:: Goal ::
Please copy the listing below line for line, keeping every character unchanged.

:: Data supplied ::
━━━

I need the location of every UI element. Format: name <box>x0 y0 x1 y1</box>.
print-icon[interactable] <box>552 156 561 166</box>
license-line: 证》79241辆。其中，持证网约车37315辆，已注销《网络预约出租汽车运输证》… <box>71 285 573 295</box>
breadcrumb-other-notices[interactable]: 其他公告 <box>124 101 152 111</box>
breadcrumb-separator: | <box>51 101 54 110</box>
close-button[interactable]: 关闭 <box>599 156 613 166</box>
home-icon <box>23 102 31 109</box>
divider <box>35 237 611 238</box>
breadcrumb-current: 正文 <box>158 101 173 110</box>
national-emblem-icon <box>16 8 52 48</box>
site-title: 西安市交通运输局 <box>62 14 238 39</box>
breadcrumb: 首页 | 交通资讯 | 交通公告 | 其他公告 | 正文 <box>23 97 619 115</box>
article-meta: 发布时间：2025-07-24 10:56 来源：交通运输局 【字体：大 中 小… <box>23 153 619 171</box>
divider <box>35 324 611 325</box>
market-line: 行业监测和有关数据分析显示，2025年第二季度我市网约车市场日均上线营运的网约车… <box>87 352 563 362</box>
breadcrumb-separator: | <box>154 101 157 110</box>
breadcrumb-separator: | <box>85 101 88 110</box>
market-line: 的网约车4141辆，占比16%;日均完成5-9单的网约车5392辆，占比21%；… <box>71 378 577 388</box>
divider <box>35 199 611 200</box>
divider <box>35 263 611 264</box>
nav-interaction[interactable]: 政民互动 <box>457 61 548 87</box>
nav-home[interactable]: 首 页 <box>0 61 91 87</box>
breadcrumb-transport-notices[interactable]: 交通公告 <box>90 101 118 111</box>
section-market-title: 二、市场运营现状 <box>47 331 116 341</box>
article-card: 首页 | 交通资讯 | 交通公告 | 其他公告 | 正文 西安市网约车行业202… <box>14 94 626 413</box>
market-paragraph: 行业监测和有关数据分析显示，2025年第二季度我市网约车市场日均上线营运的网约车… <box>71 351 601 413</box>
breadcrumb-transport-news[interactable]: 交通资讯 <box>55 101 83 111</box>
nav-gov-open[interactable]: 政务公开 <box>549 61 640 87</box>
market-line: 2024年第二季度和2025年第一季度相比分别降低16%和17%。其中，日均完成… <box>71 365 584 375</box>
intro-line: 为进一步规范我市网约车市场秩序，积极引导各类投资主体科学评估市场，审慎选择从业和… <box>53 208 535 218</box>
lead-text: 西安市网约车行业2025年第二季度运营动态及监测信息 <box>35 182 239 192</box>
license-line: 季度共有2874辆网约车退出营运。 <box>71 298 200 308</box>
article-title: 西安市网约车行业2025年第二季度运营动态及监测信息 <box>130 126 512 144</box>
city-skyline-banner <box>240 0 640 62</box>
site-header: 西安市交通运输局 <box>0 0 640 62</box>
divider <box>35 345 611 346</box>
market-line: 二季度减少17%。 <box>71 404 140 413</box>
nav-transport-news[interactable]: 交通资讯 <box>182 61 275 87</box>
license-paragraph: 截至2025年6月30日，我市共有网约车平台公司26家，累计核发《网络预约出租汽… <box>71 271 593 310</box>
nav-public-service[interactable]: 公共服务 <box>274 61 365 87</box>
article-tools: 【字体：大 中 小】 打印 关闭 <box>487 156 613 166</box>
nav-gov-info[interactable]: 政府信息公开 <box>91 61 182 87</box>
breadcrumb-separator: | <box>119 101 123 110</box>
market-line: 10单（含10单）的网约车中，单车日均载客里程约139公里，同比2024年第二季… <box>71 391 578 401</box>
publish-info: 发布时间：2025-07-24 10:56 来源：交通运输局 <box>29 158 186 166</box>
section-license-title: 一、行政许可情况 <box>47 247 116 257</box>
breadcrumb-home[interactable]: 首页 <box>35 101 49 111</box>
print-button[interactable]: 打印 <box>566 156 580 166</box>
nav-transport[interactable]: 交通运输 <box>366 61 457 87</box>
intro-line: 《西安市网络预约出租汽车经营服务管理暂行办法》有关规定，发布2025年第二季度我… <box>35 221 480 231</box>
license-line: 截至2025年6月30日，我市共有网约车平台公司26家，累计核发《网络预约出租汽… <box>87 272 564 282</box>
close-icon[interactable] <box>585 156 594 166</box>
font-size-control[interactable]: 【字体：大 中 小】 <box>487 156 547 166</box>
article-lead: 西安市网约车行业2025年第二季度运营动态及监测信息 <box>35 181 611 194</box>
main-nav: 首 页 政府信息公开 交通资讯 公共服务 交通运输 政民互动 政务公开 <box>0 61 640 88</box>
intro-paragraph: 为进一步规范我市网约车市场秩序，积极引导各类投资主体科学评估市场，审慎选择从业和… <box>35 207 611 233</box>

━━━

:: Task response ::
I need the location of every UI element. Format: name <box>x0 y0 x1 y1</box>.
print-icon[interactable] <box>552 156 561 166</box>
license-line: 证》79241辆。其中，持证网约车37315辆，已注销《网络预约出租汽车运输证》… <box>71 285 573 295</box>
breadcrumb-other-notices[interactable]: 其他公告 <box>124 101 152 111</box>
breadcrumb-separator: | <box>51 101 54 110</box>
close-button[interactable]: 关闭 <box>599 156 613 166</box>
home-icon <box>23 102 31 109</box>
divider <box>35 237 611 238</box>
breadcrumb-current: 正文 <box>158 101 173 110</box>
national-emblem-icon <box>16 8 52 48</box>
site-title: 西安市交通运输局 <box>62 14 238 39</box>
breadcrumb: 首页 | 交通资讯 | 交通公告 | 其他公告 | 正文 <box>23 97 619 115</box>
article-meta: 发布时间：2025-07-24 10:56 来源：交通运输局 【字体：大 中 小… <box>23 153 619 171</box>
divider <box>35 324 611 325</box>
market-line: 行业监测和有关数据分析显示，2025年第二季度我市网约车市场日均上线营运的网约车… <box>87 352 563 362</box>
breadcrumb-separator: | <box>154 101 157 110</box>
breadcrumb-separator: | <box>85 101 88 110</box>
market-line: 的网约车4141辆，占比16%;日均完成5-9单的网约车5392辆，占比21%；… <box>71 378 577 388</box>
divider <box>35 199 611 200</box>
divider <box>35 263 611 264</box>
nav-interaction[interactable]: 政民互动 <box>457 61 548 87</box>
nav-home[interactable]: 首 页 <box>0 61 91 87</box>
breadcrumb-transport-notices[interactable]: 交通公告 <box>90 101 118 111</box>
section-market-title: 二、市场运营现状 <box>47 331 116 341</box>
article-card: 首页 | 交通资讯 | 交通公告 | 其他公告 | 正文 西安市网约车行业202… <box>14 94 626 413</box>
market-paragraph: 行业监测和有关数据分析显示，2025年第二季度我市网约车市场日均上线营运的网约车… <box>71 351 601 413</box>
breadcrumb-transport-news[interactable]: 交通资讯 <box>55 101 83 111</box>
nav-gov-open[interactable]: 政务公开 <box>549 61 640 87</box>
market-line: 2024年第二季度和2025年第一季度相比分别降低16%和17%。其中，日均完成… <box>71 365 584 375</box>
intro-line: 为进一步规范我市网约车市场秩序，积极引导各类投资主体科学评估市场，审慎选择从业和… <box>53 208 535 218</box>
lead-text: 西安市网约车行业2025年第二季度运营动态及监测信息 <box>35 182 239 192</box>
license-line: 季度共有2874辆网约车退出营运。 <box>71 298 200 308</box>
article-title: 西安市网约车行业2025年第二季度运营动态及监测信息 <box>130 126 512 144</box>
city-skyline-banner <box>240 0 640 62</box>
site-header: 西安市交通运输局 <box>0 0 640 62</box>
divider <box>35 345 611 346</box>
market-line: 二季度减少17%。 <box>71 404 140 413</box>
nav-transport-news[interactable]: 交通资讯 <box>182 61 275 87</box>
license-paragraph: 截至2025年6月30日，我市共有网约车平台公司26家，累计核发《网络预约出租汽… <box>71 271 593 310</box>
nav-public-service[interactable]: 公共服务 <box>274 61 365 87</box>
article-tools: 【字体：大 中 小】 打印 关闭 <box>487 156 613 166</box>
nav-gov-info[interactable]: 政府信息公开 <box>91 61 182 87</box>
breadcrumb-separator: | <box>119 101 123 110</box>
market-line: 10单（含10单）的网约车中，单车日均载客里程约139公里，同比2024年第二季… <box>71 391 578 401</box>
publish-info: 发布时间：2025-07-24 10:56 来源：交通运输局 <box>29 158 186 166</box>
section-license-title: 一、行政许可情况 <box>47 247 116 257</box>
breadcrumb-home[interactable]: 首页 <box>35 101 49 111</box>
print-button[interactable]: 打印 <box>566 156 580 166</box>
nav-transport[interactable]: 交通运输 <box>366 61 457 87</box>
intro-line: 《西安市网络预约出租汽车经营服务管理暂行办法》有关规定，发布2025年第二季度我… <box>35 221 480 231</box>
license-line: 截至2025年6月30日，我市共有网约车平台公司26家，累计核发《网络预约出租汽… <box>87 272 564 282</box>
close-icon[interactable] <box>585 156 594 166</box>
font-size-control[interactable]: 【字体：大 中 小】 <box>487 156 547 166</box>
article-lead: 西安市网约车行业2025年第二季度运营动态及监测信息 <box>35 181 611 194</box>
main-nav: 首 页 政府信息公开 交通资讯 公共服务 交通运输 政民互动 政务公开 <box>0 61 640 88</box>
intro-paragraph: 为进一步规范我市网约车市场秩序，积极引导各类投资主体科学评估市场，审慎选择从业和… <box>35 207 611 233</box>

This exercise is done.